━━ RECORDS FOR THIS EXERCISE

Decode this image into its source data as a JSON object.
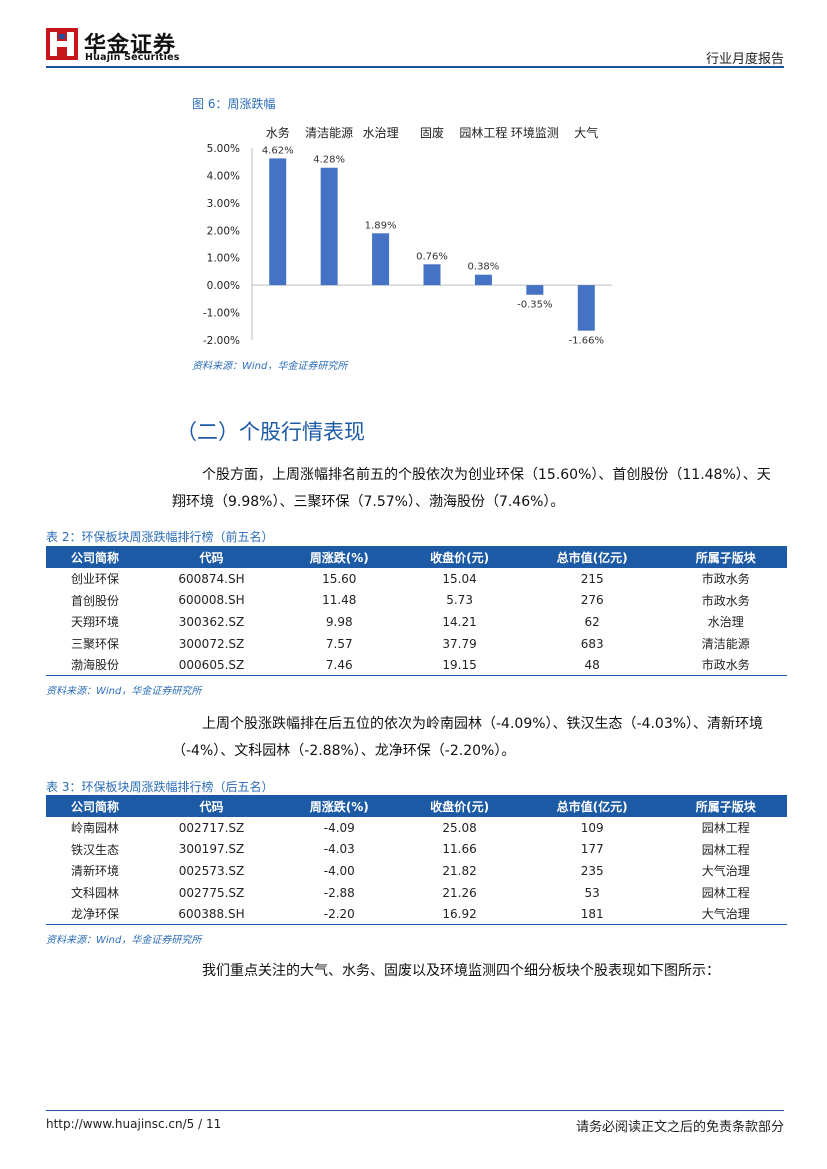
{
  "header": {
    "brand_cn": "华金证券",
    "brand_en": "Huajin Securities",
    "report_type": "行业月度报告",
    "logo_color": "#c8161d"
  },
  "figure6": {
    "title": "图 6：周涨跌幅",
    "source": "资料来源：Wind，华金证券研究所"
  },
  "chart_data": {
    "type": "bar",
    "categories": [
      "水务",
      "清洁能源",
      "水治理",
      "固废",
      "园林工程",
      "环境监测",
      "大气"
    ],
    "values": [
      4.62,
      4.28,
      1.89,
      0.76,
      0.38,
      -0.35,
      -1.66
    ],
    "value_labels": [
      "4.62%",
      "4.28%",
      "1.89%",
      "0.76%",
      "0.38%",
      "-0.35%",
      "-1.66%"
    ],
    "ylim": [
      -2.0,
      5.0
    ],
    "yticks": [
      5.0,
      4.0,
      3.0,
      2.0,
      1.0,
      0.0,
      -1.0,
      -2.0
    ],
    "ytick_labels": [
      "5.00%",
      "4.00%",
      "3.00%",
      "2.00%",
      "1.00%",
      "0.00%",
      "-1.00%",
      "-2.00%"
    ],
    "bar_color": "#4472c4",
    "category_axis_position": "top",
    "grid": false
  },
  "section": {
    "title": "（二）个股行情表现",
    "para1": "个股方面，上周涨幅排名前五的个股依次为创业环保（15.60%）、首创股份（11.48%）、天翔环境（9.98%）、三聚环保（7.57%）、渤海股份（7.46%）。",
    "para2": "上周个股涨跌幅排在后五位的依次为岭南园林（-4.09%）、铁汉生态（-4.03%）、清新环境（-4%）、文科园林（-2.88%）、龙净环保（-2.20%）。",
    "para3": "我们重点关注的大气、水务、固废以及环境监测四个细分板块个股表现如下图所示："
  },
  "table2": {
    "title": "表 2：环保板块周涨跌幅排行榜（前五名）",
    "headers": [
      "公司简称",
      "代码",
      "周涨跌(%)",
      "收盘价(元)",
      "总市值(亿元)",
      "所属子版块"
    ],
    "rows": [
      [
        "创业环保",
        "600874.SH",
        "15.60",
        "15.04",
        "215",
        "市政水务"
      ],
      [
        "首创股份",
        "600008.SH",
        "11.48",
        "5.73",
        "276",
        "市政水务"
      ],
      [
        "天翔环境",
        "300362.SZ",
        "9.98",
        "14.21",
        "62",
        "水治理"
      ],
      [
        "三聚环保",
        "300072.SZ",
        "7.57",
        "37.79",
        "683",
        "清洁能源"
      ],
      [
        "渤海股份",
        "000605.SZ",
        "7.46",
        "19.15",
        "48",
        "市政水务"
      ]
    ],
    "source": "资料来源：Wind，华金证券研究所"
  },
  "table3": {
    "title": "表 3：环保板块周涨跌幅排行榜（后五名）",
    "headers": [
      "公司简称",
      "代码",
      "周涨跌(%)",
      "收盘价(元)",
      "总市值(亿元)",
      "所属子版块"
    ],
    "rows": [
      [
        "岭南园林",
        "002717.SZ",
        "-4.09",
        "25.08",
        "109",
        "园林工程"
      ],
      [
        "铁汉生态",
        "300197.SZ",
        "-4.03",
        "11.66",
        "177",
        "园林工程"
      ],
      [
        "清新环境",
        "002573.SZ",
        "-4.00",
        "21.82",
        "235",
        "大气治理"
      ],
      [
        "文科园林",
        "002775.SZ",
        "-2.88",
        "21.26",
        "53",
        "园林工程"
      ],
      [
        "龙净环保",
        "600388.SH",
        "-2.20",
        "16.92",
        "181",
        "大气治理"
      ]
    ],
    "source": "资料来源：Wind，华金证券研究所"
  },
  "footer": {
    "url_page": "http://www.huajinsc.cn/5 / 11",
    "disclaimer": "请务必阅读正文之后的免责条款部分"
  }
}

━━━━

- EXERCISE TASK
Write out every record above exactly as it stands, but leave out the pictures.

- TASK RESULT
Decode this image into its source data as a JSON object.
{
  "header": {
    "brand_cn": "华金证券",
    "brand_en": "Huajin Securities",
    "report_type": "行业月度报告",
    "logo_color": "#c8161d"
  },
  "figure6": {
    "title": "图 6：周涨跌幅",
    "source": "资料来源：Wind，华金证券研究所"
  },
  "chart_data": {
    "type": "bar",
    "categories": [
      "水务",
      "清洁能源",
      "水治理",
      "固废",
      "园林工程",
      "环境监测",
      "大气"
    ],
    "values": [
      4.62,
      4.28,
      1.89,
      0.76,
      0.38,
      -0.35,
      -1.66
    ],
    "value_labels": [
      "4.62%",
      "4.28%",
      "1.89%",
      "0.76%",
      "0.38%",
      "-0.35%",
      "-1.66%"
    ],
    "ylim": [
      -2.0,
      5.0
    ],
    "yticks": [
      5.0,
      4.0,
      3.0,
      2.0,
      1.0,
      0.0,
      -1.0,
      -2.0
    ],
    "ytick_labels": [
      "5.00%",
      "4.00%",
      "3.00%",
      "2.00%",
      "1.00%",
      "0.00%",
      "-1.00%",
      "-2.00%"
    ],
    "bar_color": "#4472c4",
    "category_axis_position": "top",
    "grid": false
  },
  "section": {
    "title": "（二）个股行情表现",
    "para1": "个股方面，上周涨幅排名前五的个股依次为创业环保（15.60%）、首创股份（11.48%）、天翔环境（9.98%）、三聚环保（7.57%）、渤海股份（7.46%）。",
    "para2": "上周个股涨跌幅排在后五位的依次为岭南园林（-4.09%）、铁汉生态（-4.03%）、清新环境（-4%）、文科园林（-2.88%）、龙净环保（-2.20%）。",
    "para3": "我们重点关注的大气、水务、固废以及环境监测四个细分板块个股表现如下图所示："
  },
  "table2": {
    "title": "表 2：环保板块周涨跌幅排行榜（前五名）",
    "headers": [
      "公司简称",
      "代码",
      "周涨跌(%)",
      "收盘价(元)",
      "总市值(亿元)",
      "所属子版块"
    ],
    "rows": [
      [
        "创业环保",
        "600874.SH",
        "15.60",
        "15.04",
        "215",
        "市政水务"
      ],
      [
        "首创股份",
        "600008.SH",
        "11.48",
        "5.73",
        "276",
        "市政水务"
      ],
      [
        "天翔环境",
        "300362.SZ",
        "9.98",
        "14.21",
        "62",
        "水治理"
      ],
      [
        "三聚环保",
        "300072.SZ",
        "7.57",
        "37.79",
        "683",
        "清洁能源"
      ],
      [
        "渤海股份",
        "000605.SZ",
        "7.46",
        "19.15",
        "48",
        "市政水务"
      ]
    ],
    "source": "资料来源：Wind，华金证券研究所"
  },
  "table3": {
    "title": "表 3：环保板块周涨跌幅排行榜（后五名）",
    "headers": [
      "公司简称",
      "代码",
      "周涨跌(%)",
      "收盘价(元)",
      "总市值(亿元)",
      "所属子版块"
    ],
    "rows": [
      [
        "岭南园林",
        "002717.SZ",
        "-4.09",
        "25.08",
        "109",
        "园林工程"
      ],
      [
        "铁汉生态",
        "300197.SZ",
        "-4.03",
        "11.66",
        "177",
        "园林工程"
      ],
      [
        "清新环境",
        "002573.SZ",
        "-4.00",
        "21.82",
        "235",
        "大气治理"
      ],
      [
        "文科园林",
        "002775.SZ",
        "-2.88",
        "21.26",
        "53",
        "园林工程"
      ],
      [
        "龙净环保",
        "600388.SH",
        "-2.20",
        "16.92",
        "181",
        "大气治理"
      ]
    ],
    "source": "资料来源：Wind，华金证券研究所"
  },
  "footer": {
    "url_page": "http://www.huajinsc.cn/5 / 11",
    "disclaimer": "请务必阅读正文之后的免责条款部分"
  }
}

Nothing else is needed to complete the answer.